-- START INPUT --
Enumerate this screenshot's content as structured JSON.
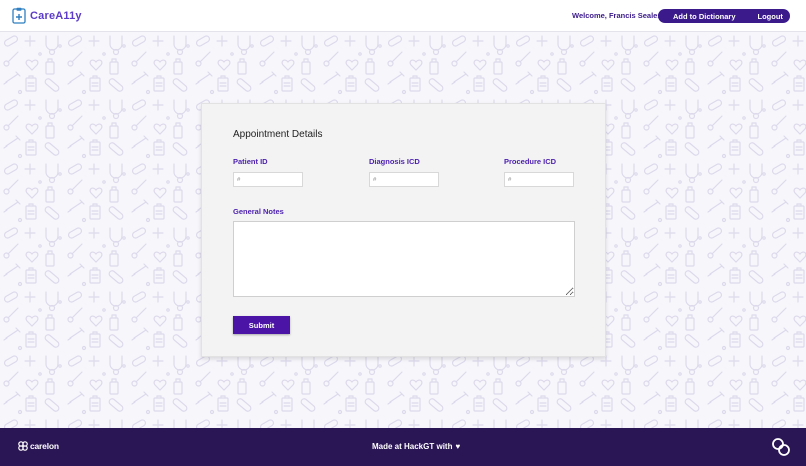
{
  "header": {
    "brand": "CareA11y",
    "welcome": "Welcome, Francis Seales",
    "add_dictionary": "Add to Dictionary",
    "logout": "Logout"
  },
  "form": {
    "title": "Appointment Details",
    "patient_id_label": "Patient ID",
    "patient_id_placeholder": "#",
    "diagnosis_label": "Diagnosis ICD",
    "diagnosis_placeholder": "#",
    "procedure_label": "Procedure ICD",
    "procedure_placeholder": "#",
    "notes_label": "General Notes",
    "notes_value": "",
    "submit_label": "Submit"
  },
  "footer": {
    "logo_text": "carelon",
    "made_with": "Made at HackGT with",
    "heart": "♥"
  },
  "colors": {
    "brand_purple": "#5b3bc8",
    "nav_pill": "#3b1a8c",
    "label_purple": "#4b1fae",
    "submit_bg": "#4b14a6",
    "footer_bg": "#2a1555"
  },
  "icons": {
    "brand": "clipboard-medical-icon",
    "heart": "heart-icon",
    "footer_logo": "carelon-logo-icon",
    "footer_mark": "carelon-mark-icon",
    "background": "medical-doodle-pattern"
  }
}
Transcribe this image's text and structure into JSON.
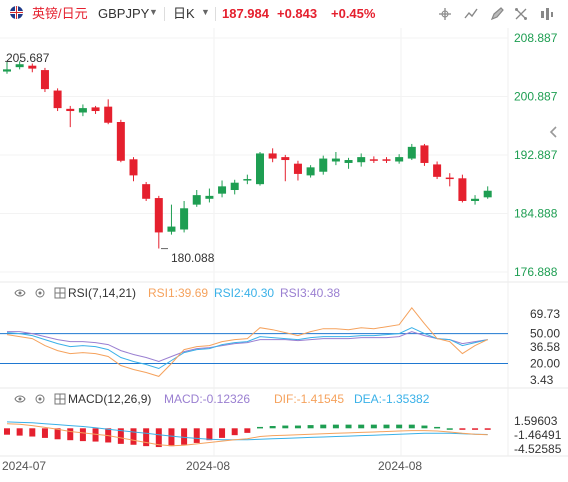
{
  "header": {
    "symbol_cn": "英镑/日元",
    "symbol_code": "GBPJPY",
    "period": "日K",
    "last_price": "187.984",
    "change": "+0.843",
    "change_pct": "+0.45%"
  },
  "toolbar_icons": [
    "crosshair-icon",
    "compare-icon",
    "draw-icon",
    "indicator-icon",
    "fullscreen-icon",
    "settings-icon"
  ],
  "colors": {
    "up": "#1e9e52",
    "down": "#e5202e",
    "price_axis_text": "#1e9e52",
    "rsi1": "#f5a25d",
    "rsi2": "#3ab1e8",
    "rsi3": "#9a7fd1",
    "dif": "#f5a25d",
    "dea": "#3ab1e8",
    "level_line": "#1f78d1"
  },
  "main_panel": {
    "price_labels": [
      "208.887",
      "200.887",
      "192.887",
      "184.888",
      "176.888"
    ],
    "high_annotation": "205.687",
    "low_annotation": "180.088"
  },
  "rsi_panel": {
    "name": "RSI(7,14,21)",
    "rsi1": "RSI1:39.69",
    "rsi2": "RSI2:40.30",
    "rsi3": "RSI3:40.38",
    "axis_labels": [
      "69.73",
      "50.00",
      "36.58",
      "20.00",
      "3.43"
    ]
  },
  "macd_panel": {
    "name": "MACD(12,26,9)",
    "macd": "MACD:-0.12326",
    "dif": "DIF:-1.41545",
    "dea": "DEA:-1.35382",
    "axis_labels": [
      "1.59603",
      "-1.46491",
      "-4.52585"
    ]
  },
  "date_labels": [
    "2024-07",
    "2024-08",
    "2024-08"
  ],
  "chart_data": {
    "type": "candlestick",
    "price_axis": [
      176.888,
      208.887
    ],
    "candles": [
      {
        "o": 204.3,
        "c": 204.6,
        "h": 205.7,
        "l": 204.0
      },
      {
        "o": 204.9,
        "c": 205.3,
        "h": 205.7,
        "l": 204.6
      },
      {
        "o": 205.1,
        "c": 204.7,
        "h": 205.4,
        "l": 204.2
      },
      {
        "o": 204.5,
        "c": 201.9,
        "h": 204.8,
        "l": 201.5
      },
      {
        "o": 201.7,
        "c": 199.3,
        "h": 202.0,
        "l": 198.9
      },
      {
        "o": 199.2,
        "c": 198.9,
        "h": 199.6,
        "l": 196.7
      },
      {
        "o": 198.7,
        "c": 199.3,
        "h": 199.8,
        "l": 198.2
      },
      {
        "o": 199.4,
        "c": 198.9,
        "h": 199.6,
        "l": 198.5
      },
      {
        "o": 199.5,
        "c": 197.3,
        "h": 200.5,
        "l": 197.1
      },
      {
        "o": 197.4,
        "c": 192.1,
        "h": 197.7,
        "l": 191.9
      },
      {
        "o": 192.3,
        "c": 190.1,
        "h": 192.6,
        "l": 189.3
      },
      {
        "o": 188.9,
        "c": 186.9,
        "h": 189.2,
        "l": 186.6
      },
      {
        "o": 187.0,
        "c": 182.3,
        "h": 187.3,
        "l": 180.1
      },
      {
        "o": 182.4,
        "c": 183.1,
        "h": 186.1,
        "l": 182.0
      },
      {
        "o": 182.7,
        "c": 185.6,
        "h": 186.6,
        "l": 182.3
      },
      {
        "o": 186.1,
        "c": 187.4,
        "h": 188.1,
        "l": 185.8
      },
      {
        "o": 186.9,
        "c": 187.3,
        "h": 188.3,
        "l": 186.4
      },
      {
        "o": 187.6,
        "c": 188.6,
        "h": 189.4,
        "l": 187.1
      },
      {
        "o": 188.1,
        "c": 189.1,
        "h": 189.5,
        "l": 187.5
      },
      {
        "o": 189.4,
        "c": 189.6,
        "h": 190.2,
        "l": 188.9
      },
      {
        "o": 188.9,
        "c": 193.1,
        "h": 193.3,
        "l": 188.7
      },
      {
        "o": 193.1,
        "c": 192.4,
        "h": 193.8,
        "l": 191.9
      },
      {
        "o": 192.6,
        "c": 192.2,
        "h": 192.9,
        "l": 189.3
      },
      {
        "o": 191.7,
        "c": 190.3,
        "h": 192.1,
        "l": 189.4
      },
      {
        "o": 190.1,
        "c": 191.2,
        "h": 191.5,
        "l": 189.8
      },
      {
        "o": 190.6,
        "c": 192.4,
        "h": 192.8,
        "l": 190.2
      },
      {
        "o": 192.0,
        "c": 192.4,
        "h": 193.3,
        "l": 191.5
      },
      {
        "o": 191.8,
        "c": 192.2,
        "h": 192.5,
        "l": 191.0
      },
      {
        "o": 191.9,
        "c": 192.6,
        "h": 193.1,
        "l": 191.3
      },
      {
        "o": 192.3,
        "c": 192.2,
        "h": 192.7,
        "l": 191.8
      },
      {
        "o": 192.3,
        "c": 192.2,
        "h": 192.6,
        "l": 191.8
      },
      {
        "o": 192.0,
        "c": 192.6,
        "h": 193.0,
        "l": 191.7
      },
      {
        "o": 192.4,
        "c": 194.0,
        "h": 194.4,
        "l": 192.2
      },
      {
        "o": 194.2,
        "c": 191.8,
        "h": 194.4,
        "l": 191.4
      },
      {
        "o": 191.6,
        "c": 189.9,
        "h": 192.0,
        "l": 189.6
      },
      {
        "o": 189.8,
        "c": 189.7,
        "h": 190.4,
        "l": 188.6
      },
      {
        "o": 189.7,
        "c": 186.6,
        "h": 190.2,
        "l": 186.4
      },
      {
        "o": 186.6,
        "c": 186.9,
        "h": 187.4,
        "l": 186.1
      },
      {
        "o": 187.1,
        "c": 188.0,
        "h": 188.6,
        "l": 186.9
      }
    ],
    "rsi_axis": [
      3.43,
      69.73
    ],
    "rsi_levels": [
      50,
      20
    ],
    "rsi1": [
      49,
      47,
      45,
      38,
      33,
      30,
      31,
      30,
      27,
      18,
      14,
      11,
      7,
      20,
      34,
      37,
      38,
      42,
      44,
      45,
      56,
      54,
      51,
      48,
      52,
      55,
      55,
      54,
      56,
      55,
      57,
      59,
      76,
      60,
      45,
      42,
      30,
      38,
      44
    ],
    "rsi2": [
      51,
      50,
      48,
      44,
      40,
      37,
      38,
      37,
      34,
      26,
      22,
      19,
      15,
      23,
      31,
      34,
      35,
      39,
      41,
      42,
      47,
      46,
      45,
      44,
      46,
      47,
      47,
      47,
      48,
      48,
      49,
      50,
      56,
      50,
      45,
      44,
      38,
      41,
      44
    ],
    "rsi3": [
      52,
      52,
      50,
      47,
      44,
      42,
      42,
      41,
      39,
      33,
      29,
      26,
      22,
      27,
      32,
      35,
      36,
      38,
      40,
      41,
      44,
      44,
      44,
      43,
      44,
      45,
      45,
      45,
      46,
      46,
      46,
      47,
      52,
      48,
      45,
      44,
      40,
      42,
      44
    ],
    "macd_axis": [
      -4.52585,
      1.59603
    ],
    "macd_hist": [
      -1.4,
      -1.6,
      -1.8,
      -2.1,
      -2.4,
      -2.6,
      -2.8,
      -2.9,
      -3.1,
      -3.4,
      -3.6,
      -3.9,
      -4.1,
      -3.9,
      -3.6,
      -3.2,
      -2.6,
      -2.1,
      -1.5,
      -1.0,
      0.3,
      0.5,
      0.6,
      0.6,
      0.7,
      0.8,
      0.8,
      0.8,
      0.8,
      0.8,
      0.8,
      0.8,
      0.8,
      0.6,
      0.3,
      0.0,
      -0.3,
      -0.3,
      -0.12
    ],
    "dif": [
      1.0,
      0.9,
      0.6,
      0.2,
      -0.2,
      -0.7,
      -1.0,
      -1.3,
      -1.6,
      -2.1,
      -2.6,
      -3.1,
      -3.6,
      -3.8,
      -3.7,
      -3.4,
      -3.1,
      -2.8,
      -2.5,
      -2.3,
      -1.8,
      -1.6,
      -1.5,
      -1.4,
      -1.3,
      -1.2,
      -1.1,
      -1.0,
      -0.9,
      -0.8,
      -0.7,
      -0.6,
      -0.5,
      -0.5,
      -0.6,
      -0.8,
      -1.1,
      -1.3,
      -1.4
    ],
    "dea": [
      1.4,
      1.3,
      1.2,
      1.0,
      0.8,
      0.6,
      0.4,
      0.1,
      -0.2,
      -0.5,
      -0.8,
      -1.1,
      -1.4,
      -1.7,
      -2.0,
      -2.2,
      -2.4,
      -2.5,
      -2.5,
      -2.5,
      -2.4,
      -2.3,
      -2.2,
      -2.1,
      -2.0,
      -1.9,
      -1.8,
      -1.7,
      -1.6,
      -1.5,
      -1.4,
      -1.3,
      -1.2,
      -1.1,
      -1.1,
      -1.1,
      -1.2,
      -1.3,
      -1.35
    ]
  }
}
-- END INPUT --
# EXERCISE DIRECTIONS
From the material above, copy each line that includes the word "carelon".

# TASK ANSWER
    "logo_text": "carelon",
    "footer_logo": "carelon-logo-icon",
    "footer_mark": "carelon-mark-icon",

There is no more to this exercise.